### Exercise aim
Wherever the word "name" shows up in a line, please copy that line.

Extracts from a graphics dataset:
-------

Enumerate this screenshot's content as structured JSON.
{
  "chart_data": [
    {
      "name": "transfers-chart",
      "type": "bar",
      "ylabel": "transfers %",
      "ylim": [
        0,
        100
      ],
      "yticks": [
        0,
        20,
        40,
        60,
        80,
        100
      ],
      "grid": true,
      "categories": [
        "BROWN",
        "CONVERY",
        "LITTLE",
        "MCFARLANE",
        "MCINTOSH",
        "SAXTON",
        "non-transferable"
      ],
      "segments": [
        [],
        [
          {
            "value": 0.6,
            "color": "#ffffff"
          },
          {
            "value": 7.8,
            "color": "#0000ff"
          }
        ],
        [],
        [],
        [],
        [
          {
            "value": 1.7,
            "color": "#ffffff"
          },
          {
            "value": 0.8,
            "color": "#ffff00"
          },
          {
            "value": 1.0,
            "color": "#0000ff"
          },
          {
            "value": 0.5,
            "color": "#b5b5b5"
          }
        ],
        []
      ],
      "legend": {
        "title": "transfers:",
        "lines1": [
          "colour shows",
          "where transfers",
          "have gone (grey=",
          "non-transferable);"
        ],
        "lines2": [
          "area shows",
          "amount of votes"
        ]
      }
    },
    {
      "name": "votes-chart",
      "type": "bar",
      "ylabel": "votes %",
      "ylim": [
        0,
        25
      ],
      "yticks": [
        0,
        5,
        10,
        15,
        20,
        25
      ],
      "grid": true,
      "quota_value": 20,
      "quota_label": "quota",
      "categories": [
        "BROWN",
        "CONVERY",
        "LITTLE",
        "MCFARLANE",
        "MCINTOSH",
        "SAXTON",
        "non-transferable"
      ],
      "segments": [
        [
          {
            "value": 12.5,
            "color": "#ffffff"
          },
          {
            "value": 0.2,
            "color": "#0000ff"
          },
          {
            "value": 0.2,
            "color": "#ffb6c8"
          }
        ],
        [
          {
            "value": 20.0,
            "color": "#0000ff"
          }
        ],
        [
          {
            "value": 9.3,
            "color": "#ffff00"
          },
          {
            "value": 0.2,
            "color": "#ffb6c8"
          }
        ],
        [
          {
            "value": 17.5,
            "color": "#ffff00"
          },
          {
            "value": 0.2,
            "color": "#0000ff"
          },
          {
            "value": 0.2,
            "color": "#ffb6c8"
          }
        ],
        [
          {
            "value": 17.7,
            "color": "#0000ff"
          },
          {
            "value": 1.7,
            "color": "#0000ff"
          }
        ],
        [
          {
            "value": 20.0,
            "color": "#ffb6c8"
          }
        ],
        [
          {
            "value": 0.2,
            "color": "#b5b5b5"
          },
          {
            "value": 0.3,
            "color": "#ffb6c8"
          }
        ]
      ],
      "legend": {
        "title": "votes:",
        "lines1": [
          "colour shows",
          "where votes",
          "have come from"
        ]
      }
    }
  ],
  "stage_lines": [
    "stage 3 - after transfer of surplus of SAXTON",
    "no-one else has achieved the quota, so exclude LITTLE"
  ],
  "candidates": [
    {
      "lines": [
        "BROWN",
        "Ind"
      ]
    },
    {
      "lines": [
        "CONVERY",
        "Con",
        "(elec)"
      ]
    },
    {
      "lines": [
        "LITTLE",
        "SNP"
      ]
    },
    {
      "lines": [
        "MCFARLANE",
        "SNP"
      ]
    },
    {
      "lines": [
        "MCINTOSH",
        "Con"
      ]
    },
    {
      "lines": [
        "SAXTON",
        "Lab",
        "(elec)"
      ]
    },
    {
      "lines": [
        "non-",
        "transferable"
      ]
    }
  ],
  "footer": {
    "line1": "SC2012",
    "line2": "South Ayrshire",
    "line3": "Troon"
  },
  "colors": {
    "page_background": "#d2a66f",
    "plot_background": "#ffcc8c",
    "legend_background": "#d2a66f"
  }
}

-------

### Reply to the task
      "name": "transfers-chart",
      "name": "votes-chart",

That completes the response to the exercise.